Stored data entries

----

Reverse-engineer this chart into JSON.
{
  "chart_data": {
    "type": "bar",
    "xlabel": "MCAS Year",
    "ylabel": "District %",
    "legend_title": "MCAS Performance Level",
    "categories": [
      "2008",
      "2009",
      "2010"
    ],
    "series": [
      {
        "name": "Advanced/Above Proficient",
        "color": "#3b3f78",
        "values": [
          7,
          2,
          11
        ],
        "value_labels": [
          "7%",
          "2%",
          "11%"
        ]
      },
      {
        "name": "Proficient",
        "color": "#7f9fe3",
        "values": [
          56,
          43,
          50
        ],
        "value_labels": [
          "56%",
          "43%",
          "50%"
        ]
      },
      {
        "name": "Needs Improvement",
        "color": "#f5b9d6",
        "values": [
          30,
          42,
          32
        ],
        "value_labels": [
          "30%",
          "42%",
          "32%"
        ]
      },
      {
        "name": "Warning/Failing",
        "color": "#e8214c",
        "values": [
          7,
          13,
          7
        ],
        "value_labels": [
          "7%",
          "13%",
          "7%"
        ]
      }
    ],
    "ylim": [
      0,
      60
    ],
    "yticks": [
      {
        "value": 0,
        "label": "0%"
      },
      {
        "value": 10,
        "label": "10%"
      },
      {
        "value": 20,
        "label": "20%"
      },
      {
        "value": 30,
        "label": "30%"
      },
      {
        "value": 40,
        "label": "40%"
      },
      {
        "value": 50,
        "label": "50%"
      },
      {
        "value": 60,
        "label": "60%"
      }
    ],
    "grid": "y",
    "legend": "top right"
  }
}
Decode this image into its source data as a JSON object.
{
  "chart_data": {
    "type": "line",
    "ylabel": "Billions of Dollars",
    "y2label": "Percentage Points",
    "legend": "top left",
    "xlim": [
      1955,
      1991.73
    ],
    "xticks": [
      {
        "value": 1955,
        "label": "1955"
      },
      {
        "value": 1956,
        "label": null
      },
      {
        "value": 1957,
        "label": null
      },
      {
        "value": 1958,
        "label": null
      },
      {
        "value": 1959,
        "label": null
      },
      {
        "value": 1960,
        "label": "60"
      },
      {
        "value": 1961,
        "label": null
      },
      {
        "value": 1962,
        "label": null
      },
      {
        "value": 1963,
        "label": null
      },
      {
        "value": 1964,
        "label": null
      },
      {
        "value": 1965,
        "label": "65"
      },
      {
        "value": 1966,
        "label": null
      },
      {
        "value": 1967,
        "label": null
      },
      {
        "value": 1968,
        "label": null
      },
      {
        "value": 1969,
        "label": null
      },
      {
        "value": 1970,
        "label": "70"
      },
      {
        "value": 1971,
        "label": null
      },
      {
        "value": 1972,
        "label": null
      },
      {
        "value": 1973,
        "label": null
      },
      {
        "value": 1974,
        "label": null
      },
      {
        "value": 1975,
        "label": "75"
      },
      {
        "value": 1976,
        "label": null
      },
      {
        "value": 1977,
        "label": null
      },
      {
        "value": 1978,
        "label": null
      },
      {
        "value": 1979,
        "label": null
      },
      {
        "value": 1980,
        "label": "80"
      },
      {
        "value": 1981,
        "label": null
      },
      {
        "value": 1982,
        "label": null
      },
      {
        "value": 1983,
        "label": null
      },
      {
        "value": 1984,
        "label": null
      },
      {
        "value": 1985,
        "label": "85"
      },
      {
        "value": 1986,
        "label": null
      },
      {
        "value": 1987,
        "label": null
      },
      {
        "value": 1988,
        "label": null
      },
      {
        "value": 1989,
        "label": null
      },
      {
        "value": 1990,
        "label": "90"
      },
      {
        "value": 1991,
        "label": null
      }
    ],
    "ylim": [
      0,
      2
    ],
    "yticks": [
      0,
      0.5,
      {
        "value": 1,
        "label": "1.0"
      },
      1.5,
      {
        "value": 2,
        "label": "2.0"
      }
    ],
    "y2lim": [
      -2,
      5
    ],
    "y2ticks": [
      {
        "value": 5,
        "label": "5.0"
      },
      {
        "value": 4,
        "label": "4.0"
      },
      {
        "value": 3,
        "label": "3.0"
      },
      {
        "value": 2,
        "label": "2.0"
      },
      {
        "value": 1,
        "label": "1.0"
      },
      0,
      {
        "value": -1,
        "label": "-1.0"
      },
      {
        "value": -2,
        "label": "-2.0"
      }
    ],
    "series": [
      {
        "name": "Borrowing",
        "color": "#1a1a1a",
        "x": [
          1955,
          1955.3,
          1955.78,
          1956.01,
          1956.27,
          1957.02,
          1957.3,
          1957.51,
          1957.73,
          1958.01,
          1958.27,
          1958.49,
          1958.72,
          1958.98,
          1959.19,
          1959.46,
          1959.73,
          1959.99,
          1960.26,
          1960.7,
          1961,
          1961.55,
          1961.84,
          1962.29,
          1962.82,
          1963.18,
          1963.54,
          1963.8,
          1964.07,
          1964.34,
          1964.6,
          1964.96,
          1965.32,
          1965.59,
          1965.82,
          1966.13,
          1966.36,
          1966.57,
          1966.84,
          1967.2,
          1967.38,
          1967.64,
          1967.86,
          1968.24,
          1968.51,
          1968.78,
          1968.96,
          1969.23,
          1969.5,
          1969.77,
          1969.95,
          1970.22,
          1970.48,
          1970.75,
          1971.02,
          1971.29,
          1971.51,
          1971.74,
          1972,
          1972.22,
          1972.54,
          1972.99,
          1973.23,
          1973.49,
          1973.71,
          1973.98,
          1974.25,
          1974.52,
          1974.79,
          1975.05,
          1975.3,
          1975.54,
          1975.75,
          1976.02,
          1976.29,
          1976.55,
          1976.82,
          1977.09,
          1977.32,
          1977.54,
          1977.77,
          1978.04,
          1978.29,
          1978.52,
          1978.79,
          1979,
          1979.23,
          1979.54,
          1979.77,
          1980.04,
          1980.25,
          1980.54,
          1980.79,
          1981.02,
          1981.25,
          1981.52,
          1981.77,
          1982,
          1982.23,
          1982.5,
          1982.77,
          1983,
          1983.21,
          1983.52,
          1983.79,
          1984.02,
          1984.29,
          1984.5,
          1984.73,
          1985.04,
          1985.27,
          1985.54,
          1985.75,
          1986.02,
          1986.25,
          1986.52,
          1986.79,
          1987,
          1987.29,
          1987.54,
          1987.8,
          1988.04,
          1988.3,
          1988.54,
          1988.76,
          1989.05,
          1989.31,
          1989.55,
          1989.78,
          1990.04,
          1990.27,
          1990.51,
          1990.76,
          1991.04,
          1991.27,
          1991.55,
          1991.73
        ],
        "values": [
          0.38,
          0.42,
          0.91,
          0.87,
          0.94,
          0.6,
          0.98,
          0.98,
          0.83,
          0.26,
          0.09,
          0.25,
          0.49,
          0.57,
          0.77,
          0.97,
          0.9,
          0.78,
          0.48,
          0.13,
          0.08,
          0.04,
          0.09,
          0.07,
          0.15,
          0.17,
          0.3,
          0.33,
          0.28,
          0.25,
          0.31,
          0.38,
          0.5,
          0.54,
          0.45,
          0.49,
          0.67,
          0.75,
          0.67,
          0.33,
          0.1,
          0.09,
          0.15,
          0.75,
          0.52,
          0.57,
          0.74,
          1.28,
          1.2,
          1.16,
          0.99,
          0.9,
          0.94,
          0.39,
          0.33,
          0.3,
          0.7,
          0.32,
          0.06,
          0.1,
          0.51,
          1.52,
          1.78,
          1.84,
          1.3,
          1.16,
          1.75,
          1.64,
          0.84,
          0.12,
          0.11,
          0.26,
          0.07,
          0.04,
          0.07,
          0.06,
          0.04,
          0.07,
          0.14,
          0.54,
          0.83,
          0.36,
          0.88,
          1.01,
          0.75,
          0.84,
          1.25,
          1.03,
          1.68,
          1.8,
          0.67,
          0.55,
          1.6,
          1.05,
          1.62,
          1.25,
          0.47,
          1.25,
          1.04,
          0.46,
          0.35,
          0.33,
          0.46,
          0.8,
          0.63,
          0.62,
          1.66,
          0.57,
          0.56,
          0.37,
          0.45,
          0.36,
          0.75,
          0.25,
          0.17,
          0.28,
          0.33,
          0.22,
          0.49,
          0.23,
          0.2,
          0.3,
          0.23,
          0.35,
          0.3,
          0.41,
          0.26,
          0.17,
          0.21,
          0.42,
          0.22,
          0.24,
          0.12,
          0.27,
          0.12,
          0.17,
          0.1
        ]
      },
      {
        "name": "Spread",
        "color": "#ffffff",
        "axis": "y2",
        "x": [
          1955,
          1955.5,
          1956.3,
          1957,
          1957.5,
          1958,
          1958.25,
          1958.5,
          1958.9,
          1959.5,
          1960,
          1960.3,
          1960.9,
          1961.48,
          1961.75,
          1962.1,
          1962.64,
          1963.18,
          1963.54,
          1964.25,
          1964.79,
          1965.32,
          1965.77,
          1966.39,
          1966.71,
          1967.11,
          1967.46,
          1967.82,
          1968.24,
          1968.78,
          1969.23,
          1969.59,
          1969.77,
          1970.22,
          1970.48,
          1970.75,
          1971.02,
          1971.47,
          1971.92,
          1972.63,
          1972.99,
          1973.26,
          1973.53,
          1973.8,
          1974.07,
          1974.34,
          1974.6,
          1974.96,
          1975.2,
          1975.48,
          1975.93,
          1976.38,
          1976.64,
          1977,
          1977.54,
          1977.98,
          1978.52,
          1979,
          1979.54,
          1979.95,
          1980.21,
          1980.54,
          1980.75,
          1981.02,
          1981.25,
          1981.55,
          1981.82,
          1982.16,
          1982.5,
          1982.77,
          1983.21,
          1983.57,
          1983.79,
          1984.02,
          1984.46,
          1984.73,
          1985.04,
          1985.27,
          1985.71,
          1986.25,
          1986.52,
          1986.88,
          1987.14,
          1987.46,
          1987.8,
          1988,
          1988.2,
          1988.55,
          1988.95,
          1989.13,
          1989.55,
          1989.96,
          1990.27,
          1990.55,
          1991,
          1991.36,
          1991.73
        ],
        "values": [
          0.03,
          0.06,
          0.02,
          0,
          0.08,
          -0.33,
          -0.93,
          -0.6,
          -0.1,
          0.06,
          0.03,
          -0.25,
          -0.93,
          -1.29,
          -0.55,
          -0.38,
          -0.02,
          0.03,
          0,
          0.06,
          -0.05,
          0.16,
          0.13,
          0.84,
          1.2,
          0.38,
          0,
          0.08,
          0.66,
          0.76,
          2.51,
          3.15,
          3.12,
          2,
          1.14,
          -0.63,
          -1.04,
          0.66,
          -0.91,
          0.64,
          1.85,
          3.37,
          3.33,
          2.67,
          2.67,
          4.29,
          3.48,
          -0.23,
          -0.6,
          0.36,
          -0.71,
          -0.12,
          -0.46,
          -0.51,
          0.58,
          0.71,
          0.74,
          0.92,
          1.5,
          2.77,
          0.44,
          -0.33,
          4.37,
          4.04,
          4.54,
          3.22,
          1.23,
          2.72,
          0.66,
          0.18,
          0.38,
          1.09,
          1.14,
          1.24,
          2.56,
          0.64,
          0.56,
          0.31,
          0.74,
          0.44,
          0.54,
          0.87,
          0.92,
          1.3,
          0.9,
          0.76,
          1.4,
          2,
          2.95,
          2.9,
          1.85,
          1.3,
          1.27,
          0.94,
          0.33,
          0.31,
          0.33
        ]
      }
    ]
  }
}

----

Ascertain the number of lines in the entries that include the word "ylabel", and report only that number.

2